## start

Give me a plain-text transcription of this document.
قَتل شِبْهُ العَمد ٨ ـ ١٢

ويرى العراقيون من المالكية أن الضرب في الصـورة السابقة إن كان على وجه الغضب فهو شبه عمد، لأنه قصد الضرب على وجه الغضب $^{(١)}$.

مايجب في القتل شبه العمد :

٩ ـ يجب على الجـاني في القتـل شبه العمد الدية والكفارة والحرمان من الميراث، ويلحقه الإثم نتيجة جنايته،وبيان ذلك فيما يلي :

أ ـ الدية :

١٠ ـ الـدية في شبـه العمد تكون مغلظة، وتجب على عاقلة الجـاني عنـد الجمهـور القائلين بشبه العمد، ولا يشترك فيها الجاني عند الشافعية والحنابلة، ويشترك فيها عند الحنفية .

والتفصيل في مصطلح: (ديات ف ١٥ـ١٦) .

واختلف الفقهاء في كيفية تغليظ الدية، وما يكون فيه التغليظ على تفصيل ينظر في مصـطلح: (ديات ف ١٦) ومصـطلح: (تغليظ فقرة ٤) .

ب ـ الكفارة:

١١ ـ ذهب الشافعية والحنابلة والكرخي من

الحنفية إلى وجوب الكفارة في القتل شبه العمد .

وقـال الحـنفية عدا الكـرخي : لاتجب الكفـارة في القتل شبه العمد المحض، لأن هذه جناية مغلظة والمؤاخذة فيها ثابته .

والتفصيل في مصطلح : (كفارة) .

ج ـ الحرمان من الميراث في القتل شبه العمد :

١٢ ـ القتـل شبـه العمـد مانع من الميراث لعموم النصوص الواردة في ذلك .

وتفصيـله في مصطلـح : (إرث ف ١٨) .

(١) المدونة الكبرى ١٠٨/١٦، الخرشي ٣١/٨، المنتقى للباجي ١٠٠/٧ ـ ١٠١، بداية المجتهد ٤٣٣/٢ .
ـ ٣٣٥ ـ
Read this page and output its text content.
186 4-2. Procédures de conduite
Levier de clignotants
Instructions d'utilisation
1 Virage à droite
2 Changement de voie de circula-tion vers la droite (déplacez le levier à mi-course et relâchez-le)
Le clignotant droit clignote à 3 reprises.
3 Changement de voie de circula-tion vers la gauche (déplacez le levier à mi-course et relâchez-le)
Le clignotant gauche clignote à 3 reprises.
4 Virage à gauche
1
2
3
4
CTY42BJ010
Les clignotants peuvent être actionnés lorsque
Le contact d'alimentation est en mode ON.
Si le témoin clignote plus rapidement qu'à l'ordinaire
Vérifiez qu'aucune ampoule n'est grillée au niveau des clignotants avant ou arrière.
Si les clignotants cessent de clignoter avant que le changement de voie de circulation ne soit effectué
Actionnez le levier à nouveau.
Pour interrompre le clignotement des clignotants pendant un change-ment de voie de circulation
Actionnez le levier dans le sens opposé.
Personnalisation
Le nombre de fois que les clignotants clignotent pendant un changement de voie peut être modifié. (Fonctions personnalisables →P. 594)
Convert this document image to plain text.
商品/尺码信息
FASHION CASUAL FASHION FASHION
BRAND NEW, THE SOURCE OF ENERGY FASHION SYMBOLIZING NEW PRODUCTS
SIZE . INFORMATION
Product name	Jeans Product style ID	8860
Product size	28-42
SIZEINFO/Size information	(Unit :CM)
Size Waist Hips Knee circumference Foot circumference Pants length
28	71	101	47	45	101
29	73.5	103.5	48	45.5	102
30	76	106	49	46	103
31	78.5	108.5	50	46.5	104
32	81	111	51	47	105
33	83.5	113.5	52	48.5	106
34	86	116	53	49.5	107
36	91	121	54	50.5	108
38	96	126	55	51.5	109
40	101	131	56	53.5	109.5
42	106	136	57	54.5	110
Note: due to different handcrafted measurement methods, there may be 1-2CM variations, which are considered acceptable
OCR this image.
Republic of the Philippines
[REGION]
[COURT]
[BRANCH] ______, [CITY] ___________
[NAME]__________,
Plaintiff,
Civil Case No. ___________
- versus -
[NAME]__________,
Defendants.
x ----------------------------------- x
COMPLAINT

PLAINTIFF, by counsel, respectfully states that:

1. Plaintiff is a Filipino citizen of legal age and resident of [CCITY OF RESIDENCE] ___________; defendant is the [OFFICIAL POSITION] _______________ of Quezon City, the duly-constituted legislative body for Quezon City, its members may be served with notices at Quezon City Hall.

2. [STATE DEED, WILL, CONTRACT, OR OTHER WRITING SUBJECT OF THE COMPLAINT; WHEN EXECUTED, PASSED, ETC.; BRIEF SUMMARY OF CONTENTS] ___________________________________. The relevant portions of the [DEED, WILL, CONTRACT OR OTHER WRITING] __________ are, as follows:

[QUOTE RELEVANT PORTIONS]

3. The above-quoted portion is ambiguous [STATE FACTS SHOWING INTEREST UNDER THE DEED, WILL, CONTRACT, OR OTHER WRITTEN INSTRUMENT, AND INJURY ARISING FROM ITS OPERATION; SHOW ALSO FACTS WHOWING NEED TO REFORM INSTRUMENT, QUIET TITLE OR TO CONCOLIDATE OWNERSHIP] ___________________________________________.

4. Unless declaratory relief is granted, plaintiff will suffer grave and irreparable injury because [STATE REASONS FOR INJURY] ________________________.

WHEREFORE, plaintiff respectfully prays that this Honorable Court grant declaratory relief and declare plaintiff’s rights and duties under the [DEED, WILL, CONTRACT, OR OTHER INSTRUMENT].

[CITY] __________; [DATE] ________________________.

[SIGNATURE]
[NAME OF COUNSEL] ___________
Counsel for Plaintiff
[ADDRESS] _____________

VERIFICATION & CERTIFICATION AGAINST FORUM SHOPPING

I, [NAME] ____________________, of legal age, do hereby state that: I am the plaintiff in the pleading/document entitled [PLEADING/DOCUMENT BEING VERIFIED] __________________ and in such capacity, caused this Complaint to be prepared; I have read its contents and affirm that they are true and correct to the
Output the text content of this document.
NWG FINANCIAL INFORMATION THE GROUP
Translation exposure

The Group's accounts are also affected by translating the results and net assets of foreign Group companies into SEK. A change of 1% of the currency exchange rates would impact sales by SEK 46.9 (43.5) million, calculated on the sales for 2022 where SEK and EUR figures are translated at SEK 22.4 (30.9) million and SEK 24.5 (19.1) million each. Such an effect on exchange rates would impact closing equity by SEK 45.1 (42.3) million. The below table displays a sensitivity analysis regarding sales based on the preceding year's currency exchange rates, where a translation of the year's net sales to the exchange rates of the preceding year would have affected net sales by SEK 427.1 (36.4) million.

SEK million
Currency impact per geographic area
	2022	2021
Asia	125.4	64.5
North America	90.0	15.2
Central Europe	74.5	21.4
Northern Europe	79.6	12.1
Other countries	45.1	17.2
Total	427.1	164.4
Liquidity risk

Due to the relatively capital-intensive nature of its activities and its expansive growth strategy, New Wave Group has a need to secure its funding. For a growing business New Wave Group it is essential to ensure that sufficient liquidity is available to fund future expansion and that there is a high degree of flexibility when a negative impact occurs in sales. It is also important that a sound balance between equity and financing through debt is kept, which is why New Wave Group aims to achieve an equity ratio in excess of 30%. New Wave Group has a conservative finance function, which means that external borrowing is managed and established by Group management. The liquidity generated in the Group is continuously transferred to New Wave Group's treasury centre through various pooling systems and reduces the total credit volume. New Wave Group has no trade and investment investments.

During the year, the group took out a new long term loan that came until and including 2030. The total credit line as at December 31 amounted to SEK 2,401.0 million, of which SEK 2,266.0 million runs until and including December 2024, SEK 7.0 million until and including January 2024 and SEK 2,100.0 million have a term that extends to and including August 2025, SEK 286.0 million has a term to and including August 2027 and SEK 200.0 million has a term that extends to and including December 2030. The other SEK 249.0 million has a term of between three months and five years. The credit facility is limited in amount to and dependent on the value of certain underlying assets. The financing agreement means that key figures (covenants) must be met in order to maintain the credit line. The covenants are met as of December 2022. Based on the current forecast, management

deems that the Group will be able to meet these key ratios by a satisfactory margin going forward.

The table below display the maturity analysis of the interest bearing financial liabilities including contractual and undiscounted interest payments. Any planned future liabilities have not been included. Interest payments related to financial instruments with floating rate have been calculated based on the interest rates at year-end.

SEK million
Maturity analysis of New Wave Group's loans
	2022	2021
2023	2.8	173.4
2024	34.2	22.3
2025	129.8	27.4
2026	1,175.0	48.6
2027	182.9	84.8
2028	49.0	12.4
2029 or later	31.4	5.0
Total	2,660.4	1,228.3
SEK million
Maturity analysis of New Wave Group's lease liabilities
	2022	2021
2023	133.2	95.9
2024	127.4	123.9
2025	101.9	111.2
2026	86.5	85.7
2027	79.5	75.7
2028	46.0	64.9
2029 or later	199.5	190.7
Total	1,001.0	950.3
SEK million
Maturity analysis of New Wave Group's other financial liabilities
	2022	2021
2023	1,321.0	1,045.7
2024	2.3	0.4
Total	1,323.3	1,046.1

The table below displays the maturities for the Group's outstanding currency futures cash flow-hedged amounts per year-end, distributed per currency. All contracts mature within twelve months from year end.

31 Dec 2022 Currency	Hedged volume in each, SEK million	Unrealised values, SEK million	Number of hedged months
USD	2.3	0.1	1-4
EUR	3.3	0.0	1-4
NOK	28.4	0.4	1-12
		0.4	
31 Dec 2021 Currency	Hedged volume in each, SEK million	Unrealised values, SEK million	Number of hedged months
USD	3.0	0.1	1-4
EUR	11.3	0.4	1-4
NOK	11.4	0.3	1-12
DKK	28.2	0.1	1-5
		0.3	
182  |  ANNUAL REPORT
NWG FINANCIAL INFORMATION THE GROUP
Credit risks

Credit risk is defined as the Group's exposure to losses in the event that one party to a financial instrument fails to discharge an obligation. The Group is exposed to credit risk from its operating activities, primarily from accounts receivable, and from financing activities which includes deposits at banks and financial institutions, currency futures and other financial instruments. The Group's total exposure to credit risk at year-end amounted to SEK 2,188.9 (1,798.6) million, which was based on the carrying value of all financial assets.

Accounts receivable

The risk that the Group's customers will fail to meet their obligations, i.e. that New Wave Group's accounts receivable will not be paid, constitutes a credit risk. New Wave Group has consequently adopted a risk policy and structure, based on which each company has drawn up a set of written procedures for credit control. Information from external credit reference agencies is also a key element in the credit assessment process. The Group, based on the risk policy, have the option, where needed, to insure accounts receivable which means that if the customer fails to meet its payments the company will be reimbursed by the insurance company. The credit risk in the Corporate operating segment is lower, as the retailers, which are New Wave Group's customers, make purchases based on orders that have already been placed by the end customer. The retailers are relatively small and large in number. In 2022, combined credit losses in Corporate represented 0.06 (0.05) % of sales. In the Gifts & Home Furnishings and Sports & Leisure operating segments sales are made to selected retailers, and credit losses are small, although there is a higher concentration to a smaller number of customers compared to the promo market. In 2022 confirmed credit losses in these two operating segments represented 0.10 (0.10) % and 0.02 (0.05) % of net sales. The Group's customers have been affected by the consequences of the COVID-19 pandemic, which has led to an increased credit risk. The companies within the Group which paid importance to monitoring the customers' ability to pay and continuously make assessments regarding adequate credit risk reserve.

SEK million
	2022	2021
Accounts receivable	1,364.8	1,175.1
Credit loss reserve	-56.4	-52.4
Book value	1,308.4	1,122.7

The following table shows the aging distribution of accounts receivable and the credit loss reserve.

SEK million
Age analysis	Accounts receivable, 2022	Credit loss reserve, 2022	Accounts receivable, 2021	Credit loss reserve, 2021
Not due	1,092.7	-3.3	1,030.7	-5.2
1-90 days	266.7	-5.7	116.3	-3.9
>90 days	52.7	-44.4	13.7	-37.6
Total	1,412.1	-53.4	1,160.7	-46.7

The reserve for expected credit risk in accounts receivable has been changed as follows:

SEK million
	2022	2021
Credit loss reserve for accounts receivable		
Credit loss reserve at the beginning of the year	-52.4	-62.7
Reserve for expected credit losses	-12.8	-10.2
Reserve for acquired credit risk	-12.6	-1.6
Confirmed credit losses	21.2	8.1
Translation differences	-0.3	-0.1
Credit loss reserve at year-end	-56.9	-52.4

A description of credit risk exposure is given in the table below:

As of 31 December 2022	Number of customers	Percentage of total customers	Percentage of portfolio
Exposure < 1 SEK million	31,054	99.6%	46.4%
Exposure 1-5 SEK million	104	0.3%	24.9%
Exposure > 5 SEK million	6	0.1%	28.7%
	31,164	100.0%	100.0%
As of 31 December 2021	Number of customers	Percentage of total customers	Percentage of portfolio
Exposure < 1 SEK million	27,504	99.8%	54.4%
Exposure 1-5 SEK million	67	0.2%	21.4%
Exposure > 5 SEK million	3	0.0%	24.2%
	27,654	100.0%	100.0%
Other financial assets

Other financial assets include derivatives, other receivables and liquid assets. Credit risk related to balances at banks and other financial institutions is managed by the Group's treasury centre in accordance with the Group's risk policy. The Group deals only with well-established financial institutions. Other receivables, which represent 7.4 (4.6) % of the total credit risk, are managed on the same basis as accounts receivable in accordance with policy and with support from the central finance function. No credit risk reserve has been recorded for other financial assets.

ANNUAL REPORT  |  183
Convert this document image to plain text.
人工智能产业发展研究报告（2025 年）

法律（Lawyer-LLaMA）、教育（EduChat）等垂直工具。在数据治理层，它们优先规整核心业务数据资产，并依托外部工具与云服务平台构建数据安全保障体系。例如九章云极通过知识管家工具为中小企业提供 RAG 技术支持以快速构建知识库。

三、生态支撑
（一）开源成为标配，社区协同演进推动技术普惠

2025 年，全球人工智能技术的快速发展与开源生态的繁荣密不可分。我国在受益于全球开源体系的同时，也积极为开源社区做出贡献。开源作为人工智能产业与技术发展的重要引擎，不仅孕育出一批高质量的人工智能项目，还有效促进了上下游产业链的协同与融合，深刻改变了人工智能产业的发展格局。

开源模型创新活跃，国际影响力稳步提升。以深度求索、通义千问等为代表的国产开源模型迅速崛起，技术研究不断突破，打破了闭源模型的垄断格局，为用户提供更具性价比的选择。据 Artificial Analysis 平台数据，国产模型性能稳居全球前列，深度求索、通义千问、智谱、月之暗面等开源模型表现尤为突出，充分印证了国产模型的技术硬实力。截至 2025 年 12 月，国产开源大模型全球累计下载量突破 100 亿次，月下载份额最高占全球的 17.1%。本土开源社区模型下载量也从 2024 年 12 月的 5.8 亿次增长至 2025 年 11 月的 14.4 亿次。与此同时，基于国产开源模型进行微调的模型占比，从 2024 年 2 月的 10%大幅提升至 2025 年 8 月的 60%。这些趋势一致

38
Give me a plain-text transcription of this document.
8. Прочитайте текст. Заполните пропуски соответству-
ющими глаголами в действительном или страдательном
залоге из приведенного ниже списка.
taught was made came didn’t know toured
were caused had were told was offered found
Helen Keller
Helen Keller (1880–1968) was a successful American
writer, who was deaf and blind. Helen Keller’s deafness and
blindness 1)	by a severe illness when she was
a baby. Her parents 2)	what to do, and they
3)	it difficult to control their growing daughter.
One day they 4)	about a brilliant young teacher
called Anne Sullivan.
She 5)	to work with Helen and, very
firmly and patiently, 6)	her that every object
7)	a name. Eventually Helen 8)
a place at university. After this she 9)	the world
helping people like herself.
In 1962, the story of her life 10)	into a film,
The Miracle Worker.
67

## end

# GIVEN TASK
Say how many lines in the entries contain the string "hedged", and leave out everything else.

# EXERCISE SOLUTION
3